• _Problem details_: The entries below need to be written out exactly, with no pictures included.

• _Listed entries_:
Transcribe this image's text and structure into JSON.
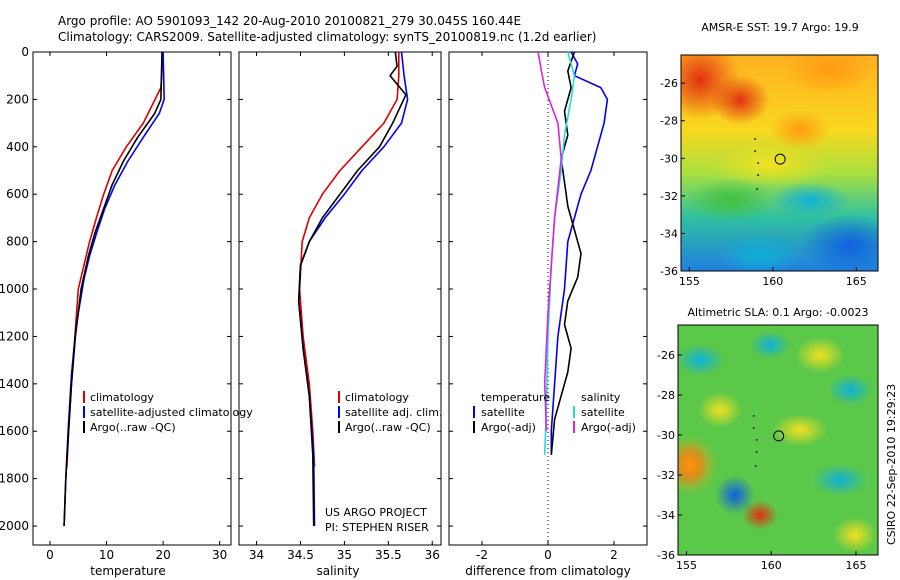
{
  "header": {
    "line1": "Argo profile: AO 5901093_142 20-Aug-2010 20100821_279 30.045S 160.44E",
    "line2": "Climatology: CARS2009. Satellite-adjusted climatology: synTS_20100819.nc (1.2d earlier)"
  },
  "side_credit": "CSIRO 22-Sep-2010 19:29:23",
  "pi_credit": [
    "US ARGO PROJECT",
    "PI: STEPHEN RISER"
  ],
  "colors": {
    "climatology": "#dd0000",
    "satellite": "#0000ee",
    "argo": "#000000",
    "satellite_salinity": "#22dddd",
    "argo_adj_salinity": "#dd22dd"
  },
  "chart_data": [
    {
      "type": "line",
      "xlabel": "temperature",
      "ylabel": "",
      "xlim": [
        -3,
        32
      ],
      "ylim": [
        2080,
        0
      ],
      "xticks": [
        0,
        10,
        20,
        30
      ],
      "yticks": [
        0,
        200,
        400,
        600,
        800,
        1000,
        1200,
        1400,
        1600,
        1800,
        2000
      ],
      "legend_placement": "lower-right",
      "series": [
        {
          "name": "climatology",
          "color_key": "climatology",
          "x": [
            20,
            19.6,
            16.5,
            13.5,
            11,
            9.5,
            8.2,
            7,
            6,
            5,
            4.4,
            3.8,
            3.3,
            3
          ],
          "y": [
            0,
            150,
            300,
            400,
            500,
            600,
            700,
            800,
            900,
            1000,
            1200,
            1400,
            1600,
            1750
          ]
        },
        {
          "name": "satellite-adjusted climatology",
          "color_key": "satellite",
          "x": [
            20,
            20.2,
            19.3,
            16.5,
            13.8,
            11.5,
            9.7,
            8.3,
            7,
            6,
            4.6,
            3.8,
            3.2,
            2.8,
            2.5
          ],
          "y": [
            0,
            200,
            260,
            360,
            460,
            560,
            660,
            760,
            860,
            960,
            1160,
            1360,
            1600,
            1800,
            2000
          ]
        },
        {
          "name": "Argo(..raw -QC)",
          "color_key": "argo",
          "x": [
            19.8,
            19.6,
            18.5,
            15.5,
            13,
            11,
            9.5,
            8,
            6.8,
            5.5,
            4.5,
            3.8,
            3.3,
            2.8,
            2.5
          ],
          "y": [
            0,
            200,
            260,
            360,
            460,
            560,
            660,
            760,
            860,
            1000,
            1200,
            1400,
            1600,
            1800,
            2000
          ]
        }
      ]
    },
    {
      "type": "line",
      "xlabel": "salinity",
      "ylabel": "",
      "xlim": [
        33.8,
        36.1
      ],
      "ylim": [
        2080,
        0
      ],
      "xticks": [
        34,
        34.5,
        35,
        35.5,
        36
      ],
      "legend_placement": "lower-right",
      "series": [
        {
          "name": "climatology",
          "color_key": "climatology",
          "x": [
            35.62,
            35.62,
            35.6,
            35.45,
            35.2,
            34.95,
            34.75,
            34.6,
            34.52,
            34.49,
            34.53,
            34.6,
            34.64,
            34.66
          ],
          "y": [
            0,
            100,
            200,
            300,
            400,
            500,
            600,
            700,
            800,
            1000,
            1200,
            1400,
            1600,
            1750
          ]
        },
        {
          "name": "satellite adj. clim.",
          "color_key": "satellite",
          "x": [
            35.65,
            35.68,
            35.72,
            35.65,
            35.45,
            35.2,
            35,
            34.78,
            34.6,
            34.5,
            34.48,
            34.53,
            34.6,
            34.65,
            34.66
          ],
          "y": [
            0,
            100,
            200,
            300,
            400,
            500,
            600,
            700,
            800,
            900,
            1050,
            1250,
            1450,
            1700,
            2000
          ]
        },
        {
          "name": "Argo(..raw -QC)",
          "color_key": "argo",
          "x": [
            35.58,
            35.6,
            35.52,
            35.7,
            35.55,
            35.4,
            35.15,
            34.95,
            34.75,
            34.6,
            34.5,
            34.48,
            34.53,
            34.6,
            34.64,
            34.65
          ],
          "y": [
            0,
            60,
            100,
            180,
            300,
            400,
            500,
            600,
            700,
            800,
            900,
            1050,
            1250,
            1450,
            1700,
            2000
          ]
        }
      ]
    },
    {
      "type": "line",
      "xlabel": "difference from climatology",
      "ylabel": "",
      "xlim": [
        -3,
        3
      ],
      "ylim": [
        2080,
        0
      ],
      "xticks": [
        -2,
        0,
        2
      ],
      "reference_line_x": 0,
      "legend_placement": "lower-center",
      "legend_left_title": "temperature",
      "legend_right_title": "salinity",
      "series": [
        {
          "name": "satellite",
          "group": "temperature",
          "color_key": "satellite",
          "x": [
            0.7,
            0.9,
            0.8,
            1.6,
            1.8,
            1.7,
            1.5,
            1.3,
            1.0,
            0.8,
            0.6,
            0.5,
            0.3,
            0.2,
            0.1,
            0.1
          ],
          "y": [
            0,
            50,
            100,
            150,
            200,
            300,
            400,
            500,
            600,
            700,
            800,
            1000,
            1200,
            1400,
            1600,
            1700
          ]
        },
        {
          "name": "Argo(-adj)",
          "group": "temperature",
          "color_key": "argo",
          "x": [
            0.8,
            0.6,
            0.7,
            0.5,
            0.6,
            0.4,
            0.5,
            0.6,
            0.8,
            1.0,
            0.9,
            0.6,
            0.5,
            0.7,
            0.6,
            0.4,
            0.2,
            0.1
          ],
          "y": [
            0,
            80,
            150,
            250,
            350,
            450,
            550,
            650,
            750,
            850,
            950,
            1050,
            1150,
            1250,
            1350,
            1450,
            1550,
            1700
          ]
        },
        {
          "name": "satellite",
          "group": "salinity",
          "color_key": "satellite_salinity",
          "x": [
            0.6,
            0.8,
            0.7,
            0.5,
            0.4,
            0.2,
            0.1,
            0.0,
            -0.05,
            -0.1
          ],
          "y": [
            0,
            100,
            200,
            350,
            500,
            700,
            900,
            1200,
            1500,
            1700
          ]
        },
        {
          "name": "Argo(-adj)",
          "group": "salinity",
          "color_key": "argo_adj_salinity",
          "x": [
            -0.3,
            -0.2,
            -0.1,
            0.3,
            0.4,
            0.2,
            0.1,
            0.0,
            -0.1,
            -0.05
          ],
          "y": [
            0,
            80,
            150,
            300,
            450,
            700,
            900,
            1100,
            1400,
            1600
          ]
        }
      ]
    },
    {
      "type": "heatmap",
      "title": "AMSR-E SST: 19.7 Argo: 19.9",
      "xlim": [
        154.5,
        166.3
      ],
      "ylim": [
        -36,
        -24.5
      ],
      "xticks": [
        155,
        160,
        165
      ],
      "yticks": [
        -26,
        -28,
        -30,
        -32,
        -34,
        -36
      ],
      "marker": {
        "lon": 160.44,
        "lat": -30.045
      }
    },
    {
      "type": "heatmap",
      "title": "Altimetric SLA: 0.1 Argo: -0.0023",
      "xlim": [
        154.5,
        166.3
      ],
      "ylim": [
        -36,
        -24.5
      ],
      "xticks": [
        155,
        160,
        165
      ],
      "yticks": [
        -26,
        -28,
        -30,
        -32,
        -34,
        -36
      ],
      "marker": {
        "lon": 160.44,
        "lat": -30.045
      }
    }
  ]
}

• _Exercise solution_:
Transcribe this image's text and structure into JSON.
{
  "header": {
    "line1": "Argo profile: AO 5901093_142 20-Aug-2010 20100821_279 30.045S 160.44E",
    "line2": "Climatology: CARS2009. Satellite-adjusted climatology: synTS_20100819.nc (1.2d earlier)"
  },
  "side_credit": "CSIRO 22-Sep-2010 19:29:23",
  "pi_credit": [
    "US ARGO PROJECT",
    "PI: STEPHEN RISER"
  ],
  "colors": {
    "climatology": "#dd0000",
    "satellite": "#0000ee",
    "argo": "#000000",
    "satellite_salinity": "#22dddd",
    "argo_adj_salinity": "#dd22dd"
  },
  "chart_data": [
    {
      "type": "line",
      "xlabel": "temperature",
      "ylabel": "",
      "xlim": [
        -3,
        32
      ],
      "ylim": [
        2080,
        0
      ],
      "xticks": [
        0,
        10,
        20,
        30
      ],
      "yticks": [
        0,
        200,
        400,
        600,
        800,
        1000,
        1200,
        1400,
        1600,
        1800,
        2000
      ],
      "legend_placement": "lower-right",
      "series": [
        {
          "name": "climatology",
          "color_key": "climatology",
          "x": [
            20,
            19.6,
            16.5,
            13.5,
            11,
            9.5,
            8.2,
            7,
            6,
            5,
            4.4,
            3.8,
            3.3,
            3
          ],
          "y": [
            0,
            150,
            300,
            400,
            500,
            600,
            700,
            800,
            900,
            1000,
            1200,
            1400,
            1600,
            1750
          ]
        },
        {
          "name": "satellite-adjusted climatology",
          "color_key": "satellite",
          "x": [
            20,
            20.2,
            19.3,
            16.5,
            13.8,
            11.5,
            9.7,
            8.3,
            7,
            6,
            4.6,
            3.8,
            3.2,
            2.8,
            2.5
          ],
          "y": [
            0,
            200,
            260,
            360,
            460,
            560,
            660,
            760,
            860,
            960,
            1160,
            1360,
            1600,
            1800,
            2000
          ]
        },
        {
          "name": "Argo(..raw -QC)",
          "color_key": "argo",
          "x": [
            19.8,
            19.6,
            18.5,
            15.5,
            13,
            11,
            9.5,
            8,
            6.8,
            5.5,
            4.5,
            3.8,
            3.3,
            2.8,
            2.5
          ],
          "y": [
            0,
            200,
            260,
            360,
            460,
            560,
            660,
            760,
            860,
            1000,
            1200,
            1400,
            1600,
            1800,
            2000
          ]
        }
      ]
    },
    {
      "type": "line",
      "xlabel": "salinity",
      "ylabel": "",
      "xlim": [
        33.8,
        36.1
      ],
      "ylim": [
        2080,
        0
      ],
      "xticks": [
        34,
        34.5,
        35,
        35.5,
        36
      ],
      "legend_placement": "lower-right",
      "series": [
        {
          "name": "climatology",
          "color_key": "climatology",
          "x": [
            35.62,
            35.62,
            35.6,
            35.45,
            35.2,
            34.95,
            34.75,
            34.6,
            34.52,
            34.49,
            34.53,
            34.6,
            34.64,
            34.66
          ],
          "y": [
            0,
            100,
            200,
            300,
            400,
            500,
            600,
            700,
            800,
            1000,
            1200,
            1400,
            1600,
            1750
          ]
        },
        {
          "name": "satellite adj. clim.",
          "color_key": "satellite",
          "x": [
            35.65,
            35.68,
            35.72,
            35.65,
            35.45,
            35.2,
            35,
            34.78,
            34.6,
            34.5,
            34.48,
            34.53,
            34.6,
            34.65,
            34.66
          ],
          "y": [
            0,
            100,
            200,
            300,
            400,
            500,
            600,
            700,
            800,
            900,
            1050,
            1250,
            1450,
            1700,
            2000
          ]
        },
        {
          "name": "Argo(..raw -QC)",
          "color_key": "argo",
          "x": [
            35.58,
            35.6,
            35.52,
            35.7,
            35.55,
            35.4,
            35.15,
            34.95,
            34.75,
            34.6,
            34.5,
            34.48,
            34.53,
            34.6,
            34.64,
            34.65
          ],
          "y": [
            0,
            60,
            100,
            180,
            300,
            400,
            500,
            600,
            700,
            800,
            900,
            1050,
            1250,
            1450,
            1700,
            2000
          ]
        }
      ]
    },
    {
      "type": "line",
      "xlabel": "difference from climatology",
      "ylabel": "",
      "xlim": [
        -3,
        3
      ],
      "ylim": [
        2080,
        0
      ],
      "xticks": [
        -2,
        0,
        2
      ],
      "reference_line_x": 0,
      "legend_placement": "lower-center",
      "legend_left_title": "temperature",
      "legend_right_title": "salinity",
      "series": [
        {
          "name": "satellite",
          "group": "temperature",
          "color_key": "satellite",
          "x": [
            0.7,
            0.9,
            0.8,
            1.6,
            1.8,
            1.7,
            1.5,
            1.3,
            1.0,
            0.8,
            0.6,
            0.5,
            0.3,
            0.2,
            0.1,
            0.1
          ],
          "y": [
            0,
            50,
            100,
            150,
            200,
            300,
            400,
            500,
            600,
            700,
            800,
            1000,
            1200,
            1400,
            1600,
            1700
          ]
        },
        {
          "name": "Argo(-adj)",
          "group": "temperature",
          "color_key": "argo",
          "x": [
            0.8,
            0.6,
            0.7,
            0.5,
            0.6,
            0.4,
            0.5,
            0.6,
            0.8,
            1.0,
            0.9,
            0.6,
            0.5,
            0.7,
            0.6,
            0.4,
            0.2,
            0.1
          ],
          "y": [
            0,
            80,
            150,
            250,
            350,
            450,
            550,
            650,
            750,
            850,
            950,
            1050,
            1150,
            1250,
            1350,
            1450,
            1550,
            1700
          ]
        },
        {
          "name": "satellite",
          "group": "salinity",
          "color_key": "satellite_salinity",
          "x": [
            0.6,
            0.8,
            0.7,
            0.5,
            0.4,
            0.2,
            0.1,
            0.0,
            -0.05,
            -0.1
          ],
          "y": [
            0,
            100,
            200,
            350,
            500,
            700,
            900,
            1200,
            1500,
            1700
          ]
        },
        {
          "name": "Argo(-adj)",
          "group": "salinity",
          "color_key": "argo_adj_salinity",
          "x": [
            -0.3,
            -0.2,
            -0.1,
            0.3,
            0.4,
            0.2,
            0.1,
            0.0,
            -0.1,
            -0.05
          ],
          "y": [
            0,
            80,
            150,
            300,
            450,
            700,
            900,
            1100,
            1400,
            1600
          ]
        }
      ]
    },
    {
      "type": "heatmap",
      "title": "AMSR-E SST: 19.7 Argo: 19.9",
      "xlim": [
        154.5,
        166.3
      ],
      "ylim": [
        -36,
        -24.5
      ],
      "xticks": [
        155,
        160,
        165
      ],
      "yticks": [
        -26,
        -28,
        -30,
        -32,
        -34,
        -36
      ],
      "marker": {
        "lon": 160.44,
        "lat": -30.045
      }
    },
    {
      "type": "heatmap",
      "title": "Altimetric SLA: 0.1 Argo: -0.0023",
      "xlim": [
        154.5,
        166.3
      ],
      "ylim": [
        -36,
        -24.5
      ],
      "xticks": [
        155,
        160,
        165
      ],
      "yticks": [
        -26,
        -28,
        -30,
        -32,
        -34,
        -36
      ],
      "marker": {
        "lon": 160.44,
        "lat": -30.045
      }
    }
  ]
}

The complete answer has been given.